Part of a data file:
——————

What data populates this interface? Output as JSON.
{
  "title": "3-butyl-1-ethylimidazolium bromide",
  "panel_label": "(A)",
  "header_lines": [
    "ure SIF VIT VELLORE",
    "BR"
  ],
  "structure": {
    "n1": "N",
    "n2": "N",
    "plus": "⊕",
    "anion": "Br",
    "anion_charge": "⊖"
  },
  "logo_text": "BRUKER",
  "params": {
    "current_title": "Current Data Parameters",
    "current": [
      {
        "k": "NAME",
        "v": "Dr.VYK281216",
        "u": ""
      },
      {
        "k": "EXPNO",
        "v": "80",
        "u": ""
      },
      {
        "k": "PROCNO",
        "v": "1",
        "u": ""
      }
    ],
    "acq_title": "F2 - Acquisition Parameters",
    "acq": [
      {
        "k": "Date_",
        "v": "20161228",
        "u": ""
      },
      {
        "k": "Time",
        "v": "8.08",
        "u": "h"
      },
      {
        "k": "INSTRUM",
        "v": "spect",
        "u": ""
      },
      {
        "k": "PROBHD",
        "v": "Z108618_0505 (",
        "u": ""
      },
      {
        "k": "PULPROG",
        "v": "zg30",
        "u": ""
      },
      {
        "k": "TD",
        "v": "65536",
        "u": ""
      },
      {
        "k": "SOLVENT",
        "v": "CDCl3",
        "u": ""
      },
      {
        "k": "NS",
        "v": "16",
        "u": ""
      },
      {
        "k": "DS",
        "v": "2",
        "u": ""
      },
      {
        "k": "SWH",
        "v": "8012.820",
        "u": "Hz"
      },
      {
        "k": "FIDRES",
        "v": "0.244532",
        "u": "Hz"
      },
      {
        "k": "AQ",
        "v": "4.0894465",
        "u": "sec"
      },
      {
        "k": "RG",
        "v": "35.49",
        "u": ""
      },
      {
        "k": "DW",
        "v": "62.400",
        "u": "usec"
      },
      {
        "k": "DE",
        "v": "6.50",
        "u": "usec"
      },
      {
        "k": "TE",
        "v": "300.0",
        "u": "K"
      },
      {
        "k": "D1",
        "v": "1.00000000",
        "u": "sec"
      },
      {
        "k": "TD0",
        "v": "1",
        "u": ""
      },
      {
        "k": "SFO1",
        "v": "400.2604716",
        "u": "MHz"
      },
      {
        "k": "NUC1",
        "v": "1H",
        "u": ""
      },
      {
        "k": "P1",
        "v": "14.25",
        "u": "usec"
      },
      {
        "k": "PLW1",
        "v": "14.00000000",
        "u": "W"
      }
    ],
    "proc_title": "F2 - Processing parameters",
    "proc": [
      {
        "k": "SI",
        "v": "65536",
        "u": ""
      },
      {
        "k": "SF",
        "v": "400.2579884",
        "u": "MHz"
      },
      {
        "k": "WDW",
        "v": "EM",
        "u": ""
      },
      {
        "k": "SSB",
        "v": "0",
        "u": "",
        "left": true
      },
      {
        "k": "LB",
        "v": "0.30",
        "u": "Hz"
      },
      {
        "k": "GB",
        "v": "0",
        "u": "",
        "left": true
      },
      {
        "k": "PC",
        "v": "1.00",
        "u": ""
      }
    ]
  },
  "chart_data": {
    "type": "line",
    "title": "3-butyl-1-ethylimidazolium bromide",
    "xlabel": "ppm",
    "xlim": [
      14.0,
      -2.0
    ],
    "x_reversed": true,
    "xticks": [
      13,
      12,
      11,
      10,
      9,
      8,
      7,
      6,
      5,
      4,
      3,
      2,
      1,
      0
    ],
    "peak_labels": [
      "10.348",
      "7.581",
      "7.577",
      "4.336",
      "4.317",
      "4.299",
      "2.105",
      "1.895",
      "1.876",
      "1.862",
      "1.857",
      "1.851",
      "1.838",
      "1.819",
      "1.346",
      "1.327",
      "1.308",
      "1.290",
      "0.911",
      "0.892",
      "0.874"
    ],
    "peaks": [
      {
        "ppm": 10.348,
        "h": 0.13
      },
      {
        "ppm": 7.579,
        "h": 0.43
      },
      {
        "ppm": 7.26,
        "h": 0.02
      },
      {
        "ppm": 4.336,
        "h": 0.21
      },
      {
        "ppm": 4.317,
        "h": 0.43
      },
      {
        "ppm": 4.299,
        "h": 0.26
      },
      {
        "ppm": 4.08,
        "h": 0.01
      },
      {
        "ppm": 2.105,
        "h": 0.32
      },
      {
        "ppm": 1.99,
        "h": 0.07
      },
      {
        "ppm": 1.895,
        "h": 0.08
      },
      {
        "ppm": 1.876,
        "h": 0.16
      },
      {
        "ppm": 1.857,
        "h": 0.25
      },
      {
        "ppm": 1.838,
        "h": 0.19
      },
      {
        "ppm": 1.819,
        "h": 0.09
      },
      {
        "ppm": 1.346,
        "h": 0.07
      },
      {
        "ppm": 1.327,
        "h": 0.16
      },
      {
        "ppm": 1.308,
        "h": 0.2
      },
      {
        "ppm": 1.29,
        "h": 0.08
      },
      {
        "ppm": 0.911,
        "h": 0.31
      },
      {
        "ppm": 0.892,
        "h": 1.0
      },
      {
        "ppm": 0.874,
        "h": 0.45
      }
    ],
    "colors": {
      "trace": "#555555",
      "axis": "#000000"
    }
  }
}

——————

Goal: Your answer should be one number: how many lines of the listing include the word "ethylimidazolium".

Answer: 2